» DATA SECTION
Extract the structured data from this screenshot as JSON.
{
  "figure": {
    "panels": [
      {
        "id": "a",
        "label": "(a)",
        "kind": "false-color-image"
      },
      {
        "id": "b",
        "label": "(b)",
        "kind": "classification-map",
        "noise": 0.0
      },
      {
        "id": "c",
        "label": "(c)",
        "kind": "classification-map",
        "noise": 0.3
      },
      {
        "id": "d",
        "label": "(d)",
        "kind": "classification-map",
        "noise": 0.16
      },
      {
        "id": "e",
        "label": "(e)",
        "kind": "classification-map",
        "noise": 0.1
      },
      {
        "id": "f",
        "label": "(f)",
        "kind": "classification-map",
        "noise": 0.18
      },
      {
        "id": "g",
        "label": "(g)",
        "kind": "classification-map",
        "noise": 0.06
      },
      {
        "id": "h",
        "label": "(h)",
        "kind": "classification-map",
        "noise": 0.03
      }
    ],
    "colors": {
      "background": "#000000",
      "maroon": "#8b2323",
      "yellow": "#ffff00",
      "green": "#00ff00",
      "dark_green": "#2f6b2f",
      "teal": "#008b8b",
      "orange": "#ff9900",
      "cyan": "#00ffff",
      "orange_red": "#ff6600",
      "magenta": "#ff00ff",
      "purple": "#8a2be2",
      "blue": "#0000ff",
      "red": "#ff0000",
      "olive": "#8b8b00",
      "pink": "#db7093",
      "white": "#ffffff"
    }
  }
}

» WORK TO DO
Restate the listing above word for word.

» EXERCISE RESULT
Extract the structured data from this screenshot as JSON.
{
  "figure": {
    "panels": [
      {
        "id": "a",
        "label": "(a)",
        "kind": "false-color-image"
      },
      {
        "id": "b",
        "label": "(b)",
        "kind": "classification-map",
        "noise": 0.0
      },
      {
        "id": "c",
        "label": "(c)",
        "kind": "classification-map",
        "noise": 0.3
      },
      {
        "id": "d",
        "label": "(d)",
        "kind": "classification-map",
        "noise": 0.16
      },
      {
        "id": "e",
        "label": "(e)",
        "kind": "classification-map",
        "noise": 0.1
      },
      {
        "id": "f",
        "label": "(f)",
        "kind": "classification-map",
        "noise": 0.18
      },
      {
        "id": "g",
        "label": "(g)",
        "kind": "classification-map",
        "noise": 0.06
      },
      {
        "id": "h",
        "label": "(h)",
        "kind": "classification-map",
        "noise": 0.03
      }
    ],
    "colors": {
      "background": "#000000",
      "maroon": "#8b2323",
      "yellow": "#ffff00",
      "green": "#00ff00",
      "dark_green": "#2f6b2f",
      "teal": "#008b8b",
      "orange": "#ff9900",
      "cyan": "#00ffff",
      "orange_red": "#ff6600",
      "magenta": "#ff00ff",
      "purple": "#8a2be2",
      "blue": "#0000ff",
      "red": "#ff0000",
      "olive": "#8b8b00",
      "pink": "#db7093",
      "white": "#ffffff"
    }
  }
}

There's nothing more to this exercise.